— Data records —
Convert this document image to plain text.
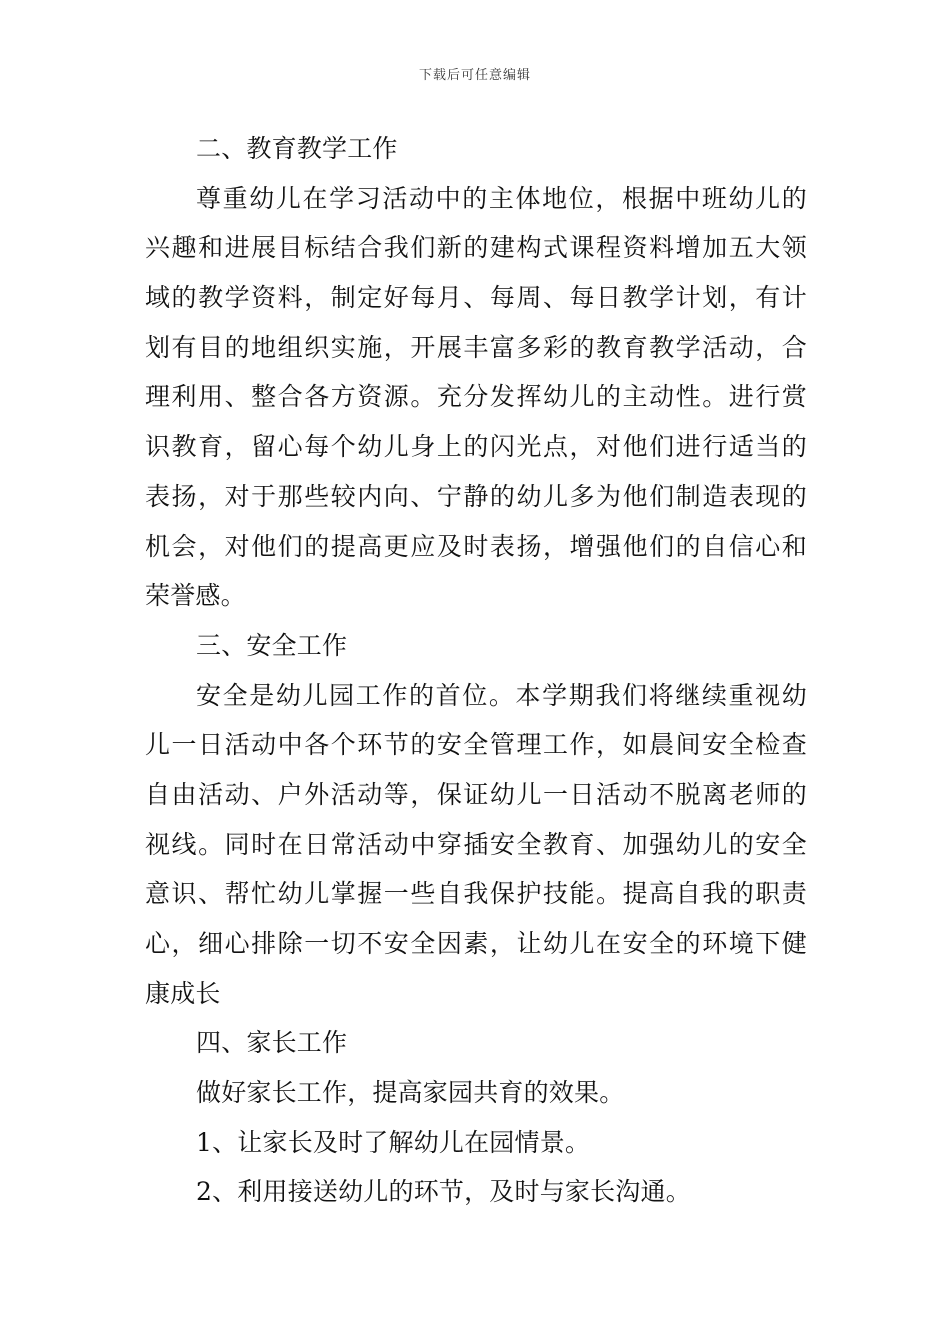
下载后可任意编辑
二、教育教学工作
尊重幼儿在学习活动中的主体地位，根据中班幼儿的
兴趣和进展目标结合我们新的建构式课程资料增加五大领
域的教学资料，制定好每月、每周、每日教学计划，有计
划有目的地组织实施，开展丰富多彩的教育教学活动，合
理利用、整合各方资源。充分发挥幼儿的主动性。进行赏
识教育，留心每个幼儿身上的闪光点，对他们进行适当的
表扬，对于那些较内向、宁静的幼儿多为他们制造表现的
机会，对他们的提高更应及时表扬，增强他们的自信心和
荣誉感。
三、安全工作
安全是幼儿园工作的首位。本学期我们将继续重视幼
儿一日活动中各个环节的安全管理工作，如晨间安全检查
自由活动、户外活动等，保证幼儿一日活动不脱离老师的
视线。同时在日常活动中穿插安全教育、加强幼儿的安全
意识、帮忙幼儿掌握一些自我保护技能。提高自我的职责
心，细心排除一切不安全因素，让幼儿在安全的环境下健
康成长
四、家长工作
做好家长工作，提高家园共育的效果。
1、让家长及时了解幼儿在园情景。
2、利用接送幼儿的环节，及时与家长沟通。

— Given task —
Please set down each line of the data above exactly as written, without the pictures.

— The response —
Convert this document image to plain text.
下载后可任意编辑
二、教育教学工作
尊重幼儿在学习活动中的主体地位，根据中班幼儿的
兴趣和进展目标结合我们新的建构式课程资料增加五大领
域的教学资料，制定好每月、每周、每日教学计划，有计
划有目的地组织实施，开展丰富多彩的教育教学活动，合
理利用、整合各方资源。充分发挥幼儿的主动性。进行赏
识教育，留心每个幼儿身上的闪光点，对他们进行适当的
表扬，对于那些较内向、宁静的幼儿多为他们制造表现的
机会，对他们的提高更应及时表扬，增强他们的自信心和
荣誉感。
三、安全工作
安全是幼儿园工作的首位。本学期我们将继续重视幼
儿一日活动中各个环节的安全管理工作，如晨间安全检查
自由活动、户外活动等，保证幼儿一日活动不脱离老师的
视线。同时在日常活动中穿插安全教育、加强幼儿的安全
意识、帮忙幼儿掌握一些自我保护技能。提高自我的职责
心，细心排除一切不安全因素，让幼儿在安全的环境下健
康成长
四、家长工作
做好家长工作，提高家园共育的效果。
1、让家长及时了解幼儿在园情景。
2、利用接送幼儿的环节，及时与家长沟通。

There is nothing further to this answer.